_Written problem_:
Every entry below should be transcribed exactly; pictures stay out of the copy.

_Entries supplied_:
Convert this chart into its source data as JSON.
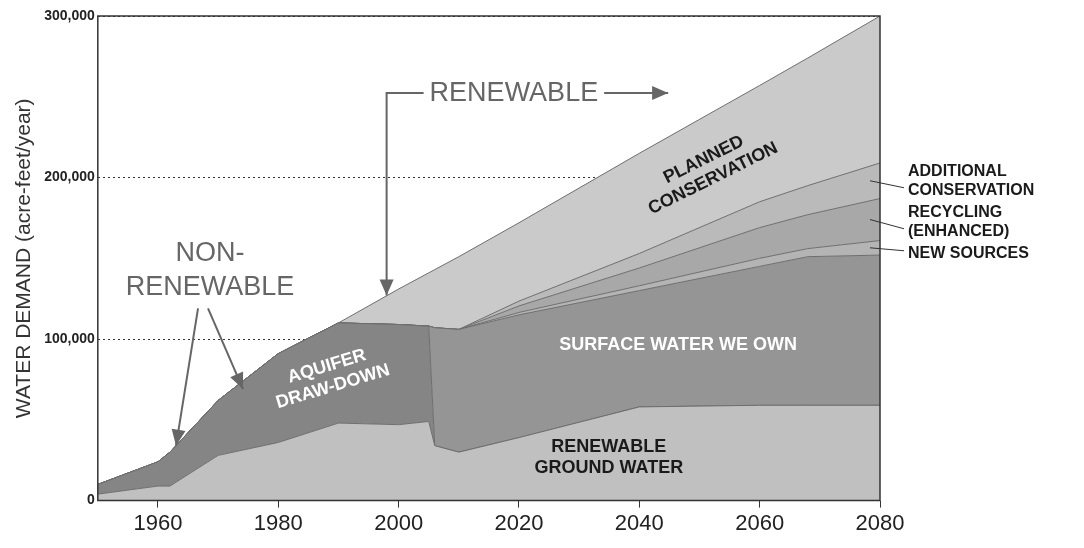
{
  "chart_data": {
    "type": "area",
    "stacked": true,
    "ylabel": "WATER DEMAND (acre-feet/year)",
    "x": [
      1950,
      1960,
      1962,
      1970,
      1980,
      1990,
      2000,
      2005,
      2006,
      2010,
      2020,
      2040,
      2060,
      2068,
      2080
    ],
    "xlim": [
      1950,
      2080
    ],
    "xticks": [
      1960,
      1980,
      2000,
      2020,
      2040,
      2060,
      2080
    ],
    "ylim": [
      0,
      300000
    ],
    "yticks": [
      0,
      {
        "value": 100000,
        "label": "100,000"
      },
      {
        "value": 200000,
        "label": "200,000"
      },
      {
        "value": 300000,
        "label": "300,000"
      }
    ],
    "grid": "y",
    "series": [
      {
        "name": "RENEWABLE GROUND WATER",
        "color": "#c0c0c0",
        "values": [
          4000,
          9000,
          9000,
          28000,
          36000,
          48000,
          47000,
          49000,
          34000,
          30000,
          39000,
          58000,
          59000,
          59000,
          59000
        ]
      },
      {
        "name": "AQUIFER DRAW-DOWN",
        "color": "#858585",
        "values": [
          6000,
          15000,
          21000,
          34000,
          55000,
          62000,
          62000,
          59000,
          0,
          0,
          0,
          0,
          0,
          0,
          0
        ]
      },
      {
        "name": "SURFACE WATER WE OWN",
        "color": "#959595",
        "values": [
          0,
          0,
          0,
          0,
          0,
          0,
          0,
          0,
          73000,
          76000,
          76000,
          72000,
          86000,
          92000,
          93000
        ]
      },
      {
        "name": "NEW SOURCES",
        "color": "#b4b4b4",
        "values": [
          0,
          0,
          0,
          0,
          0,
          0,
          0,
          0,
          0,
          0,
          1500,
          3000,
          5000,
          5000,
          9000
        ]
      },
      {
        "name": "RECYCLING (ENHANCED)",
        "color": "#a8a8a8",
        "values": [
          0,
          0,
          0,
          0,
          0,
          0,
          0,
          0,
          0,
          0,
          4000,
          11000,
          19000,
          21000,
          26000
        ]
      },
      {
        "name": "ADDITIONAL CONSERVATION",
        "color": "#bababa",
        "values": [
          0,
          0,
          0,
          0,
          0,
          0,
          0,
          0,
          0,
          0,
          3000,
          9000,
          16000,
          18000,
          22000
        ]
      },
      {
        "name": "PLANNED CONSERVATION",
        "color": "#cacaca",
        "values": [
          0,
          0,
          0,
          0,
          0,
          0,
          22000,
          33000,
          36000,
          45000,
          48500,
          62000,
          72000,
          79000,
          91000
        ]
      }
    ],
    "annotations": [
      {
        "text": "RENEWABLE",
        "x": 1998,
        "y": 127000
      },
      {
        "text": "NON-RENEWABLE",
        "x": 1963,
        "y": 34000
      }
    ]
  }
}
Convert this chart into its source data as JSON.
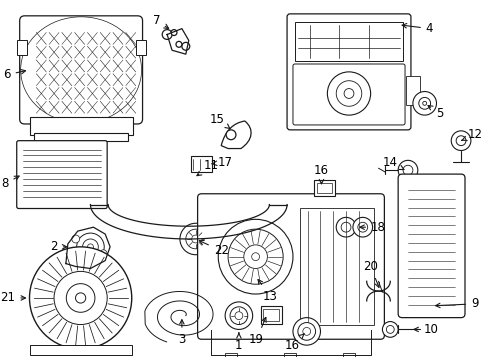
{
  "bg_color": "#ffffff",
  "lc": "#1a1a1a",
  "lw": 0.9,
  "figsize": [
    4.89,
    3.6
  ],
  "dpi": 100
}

_Worked answer_:
Convert this chart into its source data as JSON.
{
  "chart_data": {
    "type": "area",
    "stacked": true,
    "ylabel": "WATER DEMAND (acre-feet/year)",
    "x": [
      1950,
      1960,
      1962,
      1970,
      1980,
      1990,
      2000,
      2005,
      2006,
      2010,
      2020,
      2040,
      2060,
      2068,
      2080
    ],
    "xlim": [
      1950,
      2080
    ],
    "xticks": [
      1960,
      1980,
      2000,
      2020,
      2040,
      2060,
      2080
    ],
    "ylim": [
      0,
      300000
    ],
    "yticks": [
      0,
      {
        "value": 100000,
        "label": "100,000"
      },
      {
        "value": 200000,
        "label": "200,000"
      },
      {
        "value": 300000,
        "label": "300,000"
      }
    ],
    "grid": "y",
    "series": [
      {
        "name": "RENEWABLE GROUND WATER",
        "color": "#c0c0c0",
        "values": [
          4000,
          9000,
          9000,
          28000,
          36000,
          48000,
          47000,
          49000,
          34000,
          30000,
          39000,
          58000,
          59000,
          59000,
          59000
        ]
      },
      {
        "name": "AQUIFER DRAW-DOWN",
        "color": "#858585",
        "values": [
          6000,
          15000,
          21000,
          34000,
          55000,
          62000,
          62000,
          59000,
          0,
          0,
          0,
          0,
          0,
          0,
          0
        ]
      },
      {
        "name": "SURFACE WATER WE OWN",
        "color": "#959595",
        "values": [
          0,
          0,
          0,
          0,
          0,
          0,
          0,
          0,
          73000,
          76000,
          76000,
          72000,
          86000,
          92000,
          93000
        ]
      },
      {
        "name": "NEW SOURCES",
        "color": "#b4b4b4",
        "values": [
          0,
          0,
          0,
          0,
          0,
          0,
          0,
          0,
          0,
          0,
          1500,
          3000,
          5000,
          5000,
          9000
        ]
      },
      {
        "name": "RECYCLING (ENHANCED)",
        "color": "#a8a8a8",
        "values": [
          0,
          0,
          0,
          0,
          0,
          0,
          0,
          0,
          0,
          0,
          4000,
          11000,
          19000,
          21000,
          26000
        ]
      },
      {
        "name": "ADDITIONAL CONSERVATION",
        "color": "#bababa",
        "values": [
          0,
          0,
          0,
          0,
          0,
          0,
          0,
          0,
          0,
          0,
          3000,
          9000,
          16000,
          18000,
          22000
        ]
      },
      {
        "name": "PLANNED CONSERVATION",
        "color": "#cacaca",
        "values": [
          0,
          0,
          0,
          0,
          0,
          0,
          22000,
          33000,
          36000,
          45000,
          48500,
          62000,
          72000,
          79000,
          91000
        ]
      }
    ],
    "annotations": [
      {
        "text": "RENEWABLE",
        "x": 1998,
        "y": 127000
      },
      {
        "text": "NON-RENEWABLE",
        "x": 1963,
        "y": 34000
      }
    ]
  }
}
Convert this chart into its source data as JSON.
{
  "bg_color": "#ffffff",
  "lc": "#1a1a1a",
  "lw": 0.9,
  "figsize": [
    4.89,
    3.6
  ],
  "dpi": 100
}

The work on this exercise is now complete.